Directives.
A. In the comment thread, what occupation does Vincent Gaglione say he held?
B. List each circumstance that Vincent Gaglione cites in the comment thread as grounds for calling Trump's words racist.
C. Echo the stretch of the comment thread from "Stuart Meisenzahl" through "before you deflect.", keeping every word unchanged.

Selection.
^^^^
As for your accusation of "racism" based on the use of the word "Sh#*thole", I suggest you see Father Martin's adopted use of exactly that term as a fulcrum for a contrary Immigration argument......See America Magazine, "Why we should welcome people from countries Trump just insulted". I note Father Martin refers to the "COUNTRIES Trump insulted" ......not people,
I note in passing that there was no uproar over Barack Obama' S reference to Libya as "a sh#*t show" (See Brookings April 12, 2016) There were no accusations of racism or even a challenge as to appropriateness.

Vincent Gaglione
6 years 11 months ago

Stuart,
As an elementary school teacher of all subjects, which included reading and listening and history, the operative word for discerning Trump's words and Trump is CONTEXT. Given the context of his past remarks about Haitians and Nigerians, the context of his remarks asking why we don't take more immigrants from Europe, the context of his "birtherism" tirades about Obama's birth certificate for many years, the fact that he was sued for civil rights violations as a landlord in Queens, NY, my gut and my mind persuade me that not only were his words "racist" as the editorial describes, but I have no compunctions in describing Trump as a racist. And unlike former Ambassador Andrew Young who argued this morning on Meet the Press that naming a person as a "racist" serves no redeeming different purpose than naming an alcoholic a "drunk," you'll forgive me a cliché, if it walks like a duck and quacks like a duck, it's a duck! I do hope he finds the way to redeem himself. I hope my naming him as such kickstarts the process for him. After 70+ years of life in a diverse society and his position as President of the United States, you'd think he might have matured into it, eh!

As for your history of the Jesuits versus the hierarchy and culture, etc, over the past 50 years, thanks for the review but it doesn't make a difference to my points that some people who comment here either revile Jesuits or think that all the Jesuits on "America" reflect the same liberal points of view. The materials that I read here are far more diverse than some would have us believe.

Vinny

Vincent Gaglione
6 years 11 months ago

PS...Stuart,
As for your comment about Obama's remark using a similar phrase, there is no evidence of CONTEXT in the historical record of Obama's behaviors and comments that would make me conclude that he was anything but vulgar at that particular moment. The Libyan situation was demonstrably disastrous for its people. Africa has a number of nations which are not as disastrous as Trump would have us believe. Besides, we are not talking about Obama. Or Hillary for that matter! They are out of office, non-scene. They are irrelevant to any discussions about Trump. Trump is near a year in office. He stands on his own. Referencing the kinds of rebuttals to be found on Fox or Limbaugh adds nothing to the discussion of the racist Trump.
Vinny

Stuart Meisenzahl
6 years 11 months ago

Vince
My PS to your PS
I believe I referenced Father Martin sJ and not Fox News or Rush Limbaugh. I suggest you read Father Martin's referenced article before you deflect.
^^^^
Extracted records.
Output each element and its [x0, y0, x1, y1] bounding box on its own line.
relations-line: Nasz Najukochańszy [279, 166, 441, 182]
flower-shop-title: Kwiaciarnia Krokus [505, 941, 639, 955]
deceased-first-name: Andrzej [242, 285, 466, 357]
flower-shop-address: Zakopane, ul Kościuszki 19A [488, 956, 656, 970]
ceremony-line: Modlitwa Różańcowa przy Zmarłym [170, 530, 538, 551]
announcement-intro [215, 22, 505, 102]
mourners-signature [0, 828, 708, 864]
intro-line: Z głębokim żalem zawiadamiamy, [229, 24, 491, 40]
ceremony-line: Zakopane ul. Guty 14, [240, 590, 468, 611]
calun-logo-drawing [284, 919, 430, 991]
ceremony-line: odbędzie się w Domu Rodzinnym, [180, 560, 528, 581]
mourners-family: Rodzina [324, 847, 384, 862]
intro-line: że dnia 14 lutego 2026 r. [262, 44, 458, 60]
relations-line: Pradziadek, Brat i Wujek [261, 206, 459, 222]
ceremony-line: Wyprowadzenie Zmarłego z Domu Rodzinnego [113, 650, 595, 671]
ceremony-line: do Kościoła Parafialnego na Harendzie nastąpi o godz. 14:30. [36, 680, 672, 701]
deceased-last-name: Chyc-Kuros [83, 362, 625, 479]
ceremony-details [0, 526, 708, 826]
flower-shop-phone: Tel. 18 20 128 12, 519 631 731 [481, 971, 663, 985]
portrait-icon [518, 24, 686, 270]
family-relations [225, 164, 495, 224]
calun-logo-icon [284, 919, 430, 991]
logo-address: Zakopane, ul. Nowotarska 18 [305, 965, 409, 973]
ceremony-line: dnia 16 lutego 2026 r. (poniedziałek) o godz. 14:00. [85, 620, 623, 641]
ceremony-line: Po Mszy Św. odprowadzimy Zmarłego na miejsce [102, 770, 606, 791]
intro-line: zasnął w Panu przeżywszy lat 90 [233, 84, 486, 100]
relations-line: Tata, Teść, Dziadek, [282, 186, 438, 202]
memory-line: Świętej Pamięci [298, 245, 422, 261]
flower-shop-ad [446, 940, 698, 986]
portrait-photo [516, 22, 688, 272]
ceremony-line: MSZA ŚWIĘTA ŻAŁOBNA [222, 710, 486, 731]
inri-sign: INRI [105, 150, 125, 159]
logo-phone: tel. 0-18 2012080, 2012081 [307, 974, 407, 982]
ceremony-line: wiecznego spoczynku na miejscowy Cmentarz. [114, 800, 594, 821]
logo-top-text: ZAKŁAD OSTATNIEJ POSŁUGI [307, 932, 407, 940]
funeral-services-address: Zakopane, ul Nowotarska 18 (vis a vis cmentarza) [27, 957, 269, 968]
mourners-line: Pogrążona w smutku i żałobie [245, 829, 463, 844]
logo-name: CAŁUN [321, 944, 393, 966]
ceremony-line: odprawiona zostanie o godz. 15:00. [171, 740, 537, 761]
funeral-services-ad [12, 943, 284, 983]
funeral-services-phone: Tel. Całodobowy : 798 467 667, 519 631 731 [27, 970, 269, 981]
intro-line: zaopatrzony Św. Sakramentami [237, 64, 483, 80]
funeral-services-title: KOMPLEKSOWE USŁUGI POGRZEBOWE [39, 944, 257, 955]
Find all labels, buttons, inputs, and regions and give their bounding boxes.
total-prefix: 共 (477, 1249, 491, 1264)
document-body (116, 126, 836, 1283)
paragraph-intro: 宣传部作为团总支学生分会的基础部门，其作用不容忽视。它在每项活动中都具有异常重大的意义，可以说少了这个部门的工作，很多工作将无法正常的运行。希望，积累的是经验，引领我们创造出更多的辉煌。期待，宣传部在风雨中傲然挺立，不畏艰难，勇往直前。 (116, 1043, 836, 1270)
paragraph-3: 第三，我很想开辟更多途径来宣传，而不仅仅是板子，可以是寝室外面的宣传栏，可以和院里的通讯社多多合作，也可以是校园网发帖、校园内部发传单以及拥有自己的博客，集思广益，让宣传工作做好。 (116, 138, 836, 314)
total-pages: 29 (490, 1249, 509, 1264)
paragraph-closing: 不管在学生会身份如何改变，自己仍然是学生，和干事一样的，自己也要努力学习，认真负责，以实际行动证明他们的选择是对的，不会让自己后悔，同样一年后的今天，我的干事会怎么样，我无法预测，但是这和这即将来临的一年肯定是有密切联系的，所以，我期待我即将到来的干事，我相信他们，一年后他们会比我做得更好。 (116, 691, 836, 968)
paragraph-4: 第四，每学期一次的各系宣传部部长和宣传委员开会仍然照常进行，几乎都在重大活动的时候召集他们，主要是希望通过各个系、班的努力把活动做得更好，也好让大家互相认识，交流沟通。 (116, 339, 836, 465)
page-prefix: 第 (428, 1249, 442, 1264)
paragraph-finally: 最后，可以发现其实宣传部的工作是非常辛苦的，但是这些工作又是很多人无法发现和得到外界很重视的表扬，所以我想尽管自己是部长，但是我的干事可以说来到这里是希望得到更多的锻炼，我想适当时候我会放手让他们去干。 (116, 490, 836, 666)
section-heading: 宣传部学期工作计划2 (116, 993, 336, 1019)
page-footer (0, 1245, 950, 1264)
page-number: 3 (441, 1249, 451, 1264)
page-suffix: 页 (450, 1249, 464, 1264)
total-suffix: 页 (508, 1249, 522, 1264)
^^^^
Task responses.
A. He was an elementary school teacher of all subjects, including reading, listening and history.

B.
- His past remarks about Haitians and Nigerians
- His remarks asking why we don't take more immigrants from Europe
- His "birtherism" tirades about Obama's birth certificate over many years
- The fact that he was sued for civil rights violations as a landlord in Queens, NY

C.
Stuart Meisenzahl
6 years 11 months ago

Vince
My PS to your PS
I believe I referenced Father Martin sJ and not Fox News or Rush Limbaugh. I suggest you read Father Martin's referenced article before you deflect.